» **Aim of the task**
Can you write out the whole listing exactly?

» **Supplied entries**

<<<<

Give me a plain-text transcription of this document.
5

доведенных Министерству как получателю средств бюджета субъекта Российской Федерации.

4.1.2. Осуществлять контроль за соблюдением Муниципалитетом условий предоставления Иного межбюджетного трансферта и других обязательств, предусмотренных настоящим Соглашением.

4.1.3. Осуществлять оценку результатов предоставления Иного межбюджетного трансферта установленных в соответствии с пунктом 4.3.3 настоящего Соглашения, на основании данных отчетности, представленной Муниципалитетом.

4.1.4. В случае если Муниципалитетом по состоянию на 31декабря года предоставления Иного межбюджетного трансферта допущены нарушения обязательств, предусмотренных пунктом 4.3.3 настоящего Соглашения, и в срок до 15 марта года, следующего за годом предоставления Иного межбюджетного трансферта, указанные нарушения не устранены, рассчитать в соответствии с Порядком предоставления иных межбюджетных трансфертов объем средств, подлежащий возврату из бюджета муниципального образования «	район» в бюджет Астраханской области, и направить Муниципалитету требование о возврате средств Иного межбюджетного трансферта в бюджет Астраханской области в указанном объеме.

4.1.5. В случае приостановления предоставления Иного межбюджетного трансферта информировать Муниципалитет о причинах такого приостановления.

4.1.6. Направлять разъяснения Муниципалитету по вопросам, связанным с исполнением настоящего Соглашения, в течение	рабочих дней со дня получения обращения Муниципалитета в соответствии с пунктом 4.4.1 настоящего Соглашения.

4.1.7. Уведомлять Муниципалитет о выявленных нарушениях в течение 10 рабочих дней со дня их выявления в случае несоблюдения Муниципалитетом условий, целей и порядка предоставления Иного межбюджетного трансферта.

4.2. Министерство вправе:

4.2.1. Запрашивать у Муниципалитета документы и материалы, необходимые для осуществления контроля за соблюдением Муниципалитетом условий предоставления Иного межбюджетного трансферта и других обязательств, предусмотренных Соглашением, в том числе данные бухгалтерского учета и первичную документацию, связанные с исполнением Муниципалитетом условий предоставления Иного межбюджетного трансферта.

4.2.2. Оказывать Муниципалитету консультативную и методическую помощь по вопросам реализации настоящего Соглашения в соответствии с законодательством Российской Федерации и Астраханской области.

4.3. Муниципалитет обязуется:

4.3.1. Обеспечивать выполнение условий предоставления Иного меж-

>>>>

» **Written response**
Give me a plain-text transcription of this document.
5

доведенных Министерству как получателю средств бюджета субъекта Российской Федерации.

4.1.2. Осуществлять контроль за соблюдением Муниципалитетом условий предоставления Иного межбюджетного трансферта и других обязательств, предусмотренных настоящим Соглашением.

4.1.3. Осуществлять оценку результатов предоставления Иного межбюджетного трансферта установленных в соответствии с пунктом 4.3.3 настоящего Соглашения, на основании данных отчетности, представленной Муниципалитетом.

4.1.4. В случае если Муниципалитетом по состоянию на 31декабря года предоставления Иного межбюджетного трансферта допущены нарушения обязательств, предусмотренных пунктом 4.3.3 настоящего Соглашения, и в срок до 15 марта года, следующего за годом предоставления Иного межбюджетного трансферта, указанные нарушения не устранены, рассчитать в соответствии с Порядком предоставления иных межбюджетных трансфертов объем средств, подлежащий возврату из бюджета муниципального образования «	район» в бюджет Астраханской области, и направить Муниципалитету требование о возврате средств Иного межбюджетного трансферта в бюджет Астраханской области в указанном объеме.

4.1.5. В случае приостановления предоставления Иного межбюджетного трансферта информировать Муниципалитет о причинах такого приостановления.

4.1.6. Направлять разъяснения Муниципалитету по вопросам, связанным с исполнением настоящего Соглашения, в течение	рабочих дней со дня получения обращения Муниципалитета в соответствии с пунктом 4.4.1 настоящего Соглашения.

4.1.7. Уведомлять Муниципалитет о выявленных нарушениях в течение 10 рабочих дней со дня их выявления в случае несоблюдения Муниципалитетом условий, целей и порядка предоставления Иного межбюджетного трансферта.

4.2. Министерство вправе:

4.2.1. Запрашивать у Муниципалитета документы и материалы, необходимые для осуществления контроля за соблюдением Муниципалитетом условий предоставления Иного межбюджетного трансферта и других обязательств, предусмотренных Соглашением, в том числе данные бухгалтерского учета и первичную документацию, связанные с исполнением Муниципалитетом условий предоставления Иного межбюджетного трансферта.

4.2.2. Оказывать Муниципалитету консультативную и методическую помощь по вопросам реализации настоящего Соглашения в соответствии с законодательством Российской Федерации и Астраханской области.

4.3. Муниципалитет обязуется:

4.3.1. Обеспечивать выполнение условий предоставления Иного меж-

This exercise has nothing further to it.